- _What is needed_
Turn the items from the very start through the line containing "- tab-test-results[interactable]: Test" into a JSON list of strings, one string per line and no entries for blank lines.
==========
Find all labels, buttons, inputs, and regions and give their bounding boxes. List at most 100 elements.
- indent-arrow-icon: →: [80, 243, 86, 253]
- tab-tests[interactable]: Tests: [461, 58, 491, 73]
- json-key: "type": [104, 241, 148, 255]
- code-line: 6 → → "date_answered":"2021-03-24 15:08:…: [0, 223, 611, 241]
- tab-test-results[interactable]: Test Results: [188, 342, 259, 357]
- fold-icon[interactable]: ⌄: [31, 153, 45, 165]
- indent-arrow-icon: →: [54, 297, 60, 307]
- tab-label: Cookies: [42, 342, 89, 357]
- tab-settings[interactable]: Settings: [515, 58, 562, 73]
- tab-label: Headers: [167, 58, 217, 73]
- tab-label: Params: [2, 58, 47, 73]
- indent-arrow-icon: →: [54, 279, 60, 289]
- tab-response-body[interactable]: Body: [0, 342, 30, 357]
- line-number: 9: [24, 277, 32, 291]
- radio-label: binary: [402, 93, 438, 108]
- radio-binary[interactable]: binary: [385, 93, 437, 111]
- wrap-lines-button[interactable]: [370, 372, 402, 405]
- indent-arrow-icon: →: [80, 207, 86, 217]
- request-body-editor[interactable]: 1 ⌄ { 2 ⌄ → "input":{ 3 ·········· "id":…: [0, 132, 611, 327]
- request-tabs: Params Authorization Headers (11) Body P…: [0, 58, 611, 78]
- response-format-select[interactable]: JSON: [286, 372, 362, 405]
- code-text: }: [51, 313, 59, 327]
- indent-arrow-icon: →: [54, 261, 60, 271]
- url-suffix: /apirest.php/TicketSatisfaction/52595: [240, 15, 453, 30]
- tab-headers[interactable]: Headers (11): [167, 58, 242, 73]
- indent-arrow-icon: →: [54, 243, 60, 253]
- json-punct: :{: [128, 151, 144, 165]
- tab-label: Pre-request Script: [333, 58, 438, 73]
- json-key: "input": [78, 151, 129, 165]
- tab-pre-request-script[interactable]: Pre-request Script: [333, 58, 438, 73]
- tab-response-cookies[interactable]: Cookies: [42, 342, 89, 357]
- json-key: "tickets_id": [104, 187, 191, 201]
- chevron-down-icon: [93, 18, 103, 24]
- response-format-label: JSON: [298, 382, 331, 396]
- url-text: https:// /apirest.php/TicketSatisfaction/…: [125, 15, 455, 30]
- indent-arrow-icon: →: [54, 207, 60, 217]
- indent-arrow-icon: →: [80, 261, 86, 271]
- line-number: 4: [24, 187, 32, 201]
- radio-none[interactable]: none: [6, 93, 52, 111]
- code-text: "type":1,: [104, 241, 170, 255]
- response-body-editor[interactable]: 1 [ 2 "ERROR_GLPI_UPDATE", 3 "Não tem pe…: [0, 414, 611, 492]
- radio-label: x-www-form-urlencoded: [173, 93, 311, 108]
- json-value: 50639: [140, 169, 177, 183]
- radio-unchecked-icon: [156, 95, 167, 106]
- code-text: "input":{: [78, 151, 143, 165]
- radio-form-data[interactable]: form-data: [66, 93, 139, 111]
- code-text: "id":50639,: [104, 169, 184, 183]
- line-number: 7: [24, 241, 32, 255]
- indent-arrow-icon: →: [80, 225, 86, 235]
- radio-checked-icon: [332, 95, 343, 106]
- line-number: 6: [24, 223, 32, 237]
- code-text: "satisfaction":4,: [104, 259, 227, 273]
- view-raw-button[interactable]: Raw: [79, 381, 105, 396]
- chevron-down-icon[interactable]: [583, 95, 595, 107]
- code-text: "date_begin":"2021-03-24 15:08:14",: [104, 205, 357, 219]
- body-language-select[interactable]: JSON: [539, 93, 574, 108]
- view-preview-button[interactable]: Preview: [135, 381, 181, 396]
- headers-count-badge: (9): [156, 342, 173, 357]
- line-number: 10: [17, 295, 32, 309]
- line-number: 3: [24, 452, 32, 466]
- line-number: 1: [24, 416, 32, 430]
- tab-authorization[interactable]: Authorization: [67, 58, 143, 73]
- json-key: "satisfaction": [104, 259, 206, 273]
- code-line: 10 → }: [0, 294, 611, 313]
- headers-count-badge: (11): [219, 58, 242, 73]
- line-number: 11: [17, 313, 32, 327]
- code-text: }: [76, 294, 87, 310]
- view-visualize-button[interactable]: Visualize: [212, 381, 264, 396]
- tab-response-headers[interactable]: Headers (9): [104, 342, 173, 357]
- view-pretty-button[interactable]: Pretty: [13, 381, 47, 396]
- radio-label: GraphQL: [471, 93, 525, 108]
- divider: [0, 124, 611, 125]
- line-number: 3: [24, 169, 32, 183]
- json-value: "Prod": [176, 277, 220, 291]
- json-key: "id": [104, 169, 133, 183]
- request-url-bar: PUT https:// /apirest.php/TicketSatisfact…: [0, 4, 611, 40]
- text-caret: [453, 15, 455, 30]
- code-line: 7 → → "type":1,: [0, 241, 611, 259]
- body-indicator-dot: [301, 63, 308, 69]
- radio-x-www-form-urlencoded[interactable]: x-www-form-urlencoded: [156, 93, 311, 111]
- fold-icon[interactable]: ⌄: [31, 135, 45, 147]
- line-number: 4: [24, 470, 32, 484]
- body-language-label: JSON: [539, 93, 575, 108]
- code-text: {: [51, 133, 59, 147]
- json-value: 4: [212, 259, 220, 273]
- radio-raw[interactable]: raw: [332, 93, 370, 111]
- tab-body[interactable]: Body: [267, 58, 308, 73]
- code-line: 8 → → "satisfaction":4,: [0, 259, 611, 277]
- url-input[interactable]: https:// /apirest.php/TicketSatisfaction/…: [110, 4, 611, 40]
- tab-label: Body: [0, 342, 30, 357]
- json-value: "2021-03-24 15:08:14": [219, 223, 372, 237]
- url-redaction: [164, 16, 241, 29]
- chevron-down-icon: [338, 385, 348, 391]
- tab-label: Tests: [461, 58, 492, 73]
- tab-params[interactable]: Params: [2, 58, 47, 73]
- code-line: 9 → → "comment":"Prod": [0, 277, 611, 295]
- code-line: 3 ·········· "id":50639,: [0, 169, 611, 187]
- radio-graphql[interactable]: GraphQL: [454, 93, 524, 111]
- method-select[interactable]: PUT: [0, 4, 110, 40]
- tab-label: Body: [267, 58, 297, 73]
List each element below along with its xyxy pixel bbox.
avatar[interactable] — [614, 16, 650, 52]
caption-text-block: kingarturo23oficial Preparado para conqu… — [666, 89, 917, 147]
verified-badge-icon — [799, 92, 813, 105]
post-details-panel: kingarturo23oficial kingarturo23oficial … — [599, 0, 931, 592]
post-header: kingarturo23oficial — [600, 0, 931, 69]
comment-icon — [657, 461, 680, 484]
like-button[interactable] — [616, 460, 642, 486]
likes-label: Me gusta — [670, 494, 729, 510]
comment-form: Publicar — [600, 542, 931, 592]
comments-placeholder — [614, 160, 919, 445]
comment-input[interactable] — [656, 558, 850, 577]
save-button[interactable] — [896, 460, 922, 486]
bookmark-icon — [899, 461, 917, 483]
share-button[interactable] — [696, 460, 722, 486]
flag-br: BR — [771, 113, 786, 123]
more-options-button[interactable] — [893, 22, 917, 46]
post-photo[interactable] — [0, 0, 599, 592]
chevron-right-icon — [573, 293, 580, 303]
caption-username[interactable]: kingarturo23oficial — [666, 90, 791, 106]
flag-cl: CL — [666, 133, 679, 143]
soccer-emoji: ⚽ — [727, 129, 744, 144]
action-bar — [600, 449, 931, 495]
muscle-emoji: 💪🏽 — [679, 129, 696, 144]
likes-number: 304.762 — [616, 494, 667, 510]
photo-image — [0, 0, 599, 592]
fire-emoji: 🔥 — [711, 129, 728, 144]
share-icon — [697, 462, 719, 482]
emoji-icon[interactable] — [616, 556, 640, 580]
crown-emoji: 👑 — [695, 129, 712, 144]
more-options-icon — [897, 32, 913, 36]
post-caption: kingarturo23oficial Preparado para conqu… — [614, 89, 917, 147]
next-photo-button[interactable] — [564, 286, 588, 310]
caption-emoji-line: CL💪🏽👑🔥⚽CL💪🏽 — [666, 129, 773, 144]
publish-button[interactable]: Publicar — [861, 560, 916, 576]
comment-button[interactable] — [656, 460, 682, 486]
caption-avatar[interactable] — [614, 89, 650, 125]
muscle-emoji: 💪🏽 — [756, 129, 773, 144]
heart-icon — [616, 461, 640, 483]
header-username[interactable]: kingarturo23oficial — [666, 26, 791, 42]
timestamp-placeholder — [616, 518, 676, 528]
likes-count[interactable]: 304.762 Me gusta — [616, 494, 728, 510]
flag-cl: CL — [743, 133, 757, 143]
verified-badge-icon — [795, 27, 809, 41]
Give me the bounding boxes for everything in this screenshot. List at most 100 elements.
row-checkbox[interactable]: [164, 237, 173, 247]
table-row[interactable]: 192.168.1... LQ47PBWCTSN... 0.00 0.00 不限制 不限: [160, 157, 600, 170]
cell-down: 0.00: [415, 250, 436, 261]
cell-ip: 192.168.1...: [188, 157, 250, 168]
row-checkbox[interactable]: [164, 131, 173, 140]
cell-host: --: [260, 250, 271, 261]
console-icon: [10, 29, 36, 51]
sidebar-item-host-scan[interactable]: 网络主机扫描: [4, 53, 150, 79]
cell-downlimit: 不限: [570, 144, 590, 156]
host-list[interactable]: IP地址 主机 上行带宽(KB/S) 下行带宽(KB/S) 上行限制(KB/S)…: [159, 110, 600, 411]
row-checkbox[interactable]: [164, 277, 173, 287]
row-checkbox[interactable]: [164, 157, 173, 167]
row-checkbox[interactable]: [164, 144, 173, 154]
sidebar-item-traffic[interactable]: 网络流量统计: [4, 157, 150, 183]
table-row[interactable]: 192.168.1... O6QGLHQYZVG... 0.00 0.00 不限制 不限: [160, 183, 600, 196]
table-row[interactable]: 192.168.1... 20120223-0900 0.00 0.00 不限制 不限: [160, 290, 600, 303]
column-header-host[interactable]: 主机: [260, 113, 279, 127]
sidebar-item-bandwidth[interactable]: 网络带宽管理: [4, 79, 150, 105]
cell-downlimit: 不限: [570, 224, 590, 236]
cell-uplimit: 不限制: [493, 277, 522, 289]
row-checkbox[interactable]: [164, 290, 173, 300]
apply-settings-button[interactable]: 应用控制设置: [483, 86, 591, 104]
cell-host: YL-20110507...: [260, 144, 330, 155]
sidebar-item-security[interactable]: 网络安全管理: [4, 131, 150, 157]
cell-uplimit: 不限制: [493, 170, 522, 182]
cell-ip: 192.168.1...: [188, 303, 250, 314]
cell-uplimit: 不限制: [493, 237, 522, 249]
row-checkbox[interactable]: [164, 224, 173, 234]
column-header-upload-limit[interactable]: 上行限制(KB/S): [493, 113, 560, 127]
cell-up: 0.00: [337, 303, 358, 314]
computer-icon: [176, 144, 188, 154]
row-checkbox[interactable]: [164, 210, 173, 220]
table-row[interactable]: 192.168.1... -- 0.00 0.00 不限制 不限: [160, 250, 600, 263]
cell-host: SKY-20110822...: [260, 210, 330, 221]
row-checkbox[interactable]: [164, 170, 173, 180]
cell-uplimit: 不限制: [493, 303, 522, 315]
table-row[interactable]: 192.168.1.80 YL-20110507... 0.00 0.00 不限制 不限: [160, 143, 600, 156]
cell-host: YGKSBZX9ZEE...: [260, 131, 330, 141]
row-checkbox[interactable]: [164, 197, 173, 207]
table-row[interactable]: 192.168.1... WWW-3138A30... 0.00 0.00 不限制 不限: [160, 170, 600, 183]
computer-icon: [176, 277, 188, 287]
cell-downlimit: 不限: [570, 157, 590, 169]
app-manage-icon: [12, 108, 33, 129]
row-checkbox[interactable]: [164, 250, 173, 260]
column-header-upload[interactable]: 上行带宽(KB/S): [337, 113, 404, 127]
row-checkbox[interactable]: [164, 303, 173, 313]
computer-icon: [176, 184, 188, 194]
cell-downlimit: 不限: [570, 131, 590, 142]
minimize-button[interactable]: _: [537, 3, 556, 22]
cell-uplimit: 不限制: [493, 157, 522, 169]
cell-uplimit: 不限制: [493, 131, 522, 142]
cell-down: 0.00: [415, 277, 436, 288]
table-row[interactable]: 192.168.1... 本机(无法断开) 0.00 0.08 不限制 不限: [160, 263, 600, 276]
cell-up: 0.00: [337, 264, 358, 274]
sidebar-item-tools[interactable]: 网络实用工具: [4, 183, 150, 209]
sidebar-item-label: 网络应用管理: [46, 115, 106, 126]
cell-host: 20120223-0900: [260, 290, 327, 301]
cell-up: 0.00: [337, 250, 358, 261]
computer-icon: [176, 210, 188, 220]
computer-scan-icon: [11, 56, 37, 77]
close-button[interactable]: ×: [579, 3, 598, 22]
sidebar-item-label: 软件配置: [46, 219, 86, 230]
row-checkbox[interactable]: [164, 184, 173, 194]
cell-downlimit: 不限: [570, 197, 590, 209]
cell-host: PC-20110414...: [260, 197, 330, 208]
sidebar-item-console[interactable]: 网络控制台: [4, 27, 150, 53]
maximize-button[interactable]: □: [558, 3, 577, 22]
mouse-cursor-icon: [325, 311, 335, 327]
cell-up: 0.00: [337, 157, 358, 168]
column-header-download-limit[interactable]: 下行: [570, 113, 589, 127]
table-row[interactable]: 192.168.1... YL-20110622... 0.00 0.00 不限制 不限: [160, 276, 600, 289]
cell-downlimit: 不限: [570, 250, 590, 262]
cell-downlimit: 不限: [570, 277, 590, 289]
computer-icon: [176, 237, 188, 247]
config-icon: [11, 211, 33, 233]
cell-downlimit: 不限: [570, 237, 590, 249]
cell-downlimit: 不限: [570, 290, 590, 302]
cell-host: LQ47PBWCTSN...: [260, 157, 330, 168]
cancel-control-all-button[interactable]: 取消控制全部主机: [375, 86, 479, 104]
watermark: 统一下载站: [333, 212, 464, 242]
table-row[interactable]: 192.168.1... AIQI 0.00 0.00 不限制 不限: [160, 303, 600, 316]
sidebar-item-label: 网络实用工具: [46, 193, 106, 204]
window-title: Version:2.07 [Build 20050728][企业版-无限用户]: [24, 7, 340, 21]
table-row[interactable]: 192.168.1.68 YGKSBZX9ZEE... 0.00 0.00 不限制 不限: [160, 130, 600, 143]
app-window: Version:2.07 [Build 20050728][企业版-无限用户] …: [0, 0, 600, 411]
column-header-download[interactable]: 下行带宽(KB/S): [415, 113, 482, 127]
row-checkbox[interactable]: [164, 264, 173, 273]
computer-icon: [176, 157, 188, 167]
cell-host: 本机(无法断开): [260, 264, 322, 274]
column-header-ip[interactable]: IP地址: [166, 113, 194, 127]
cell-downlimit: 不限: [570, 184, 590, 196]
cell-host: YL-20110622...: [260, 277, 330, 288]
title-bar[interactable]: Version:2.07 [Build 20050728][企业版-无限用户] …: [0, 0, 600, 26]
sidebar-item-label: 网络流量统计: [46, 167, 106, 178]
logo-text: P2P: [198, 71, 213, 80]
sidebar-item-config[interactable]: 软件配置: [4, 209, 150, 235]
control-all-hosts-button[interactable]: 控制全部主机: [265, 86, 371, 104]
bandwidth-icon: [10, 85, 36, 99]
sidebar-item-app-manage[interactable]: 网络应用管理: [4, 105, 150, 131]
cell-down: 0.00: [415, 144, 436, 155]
==========
- _Task response_
[
  "Find all labels, buttons, inputs, and regions and give their bounding boxes. List at most 100 elements.",
  "- indent-arrow-icon: →: [80, 243, 86, 253]",
  "- tab-tests[interactable]: Tests: [461, 58, 491, 73]",
  "- json-key: \"type\": [104, 241, 148, 255]",
  "- code-line: 6 → → \"date_answered\":\"2021-03-24 15:08:…: [0, 223, 611, 241]",
  "- tab-test-results[interactable]: Test Results: [188, 342, 259, 357]"
]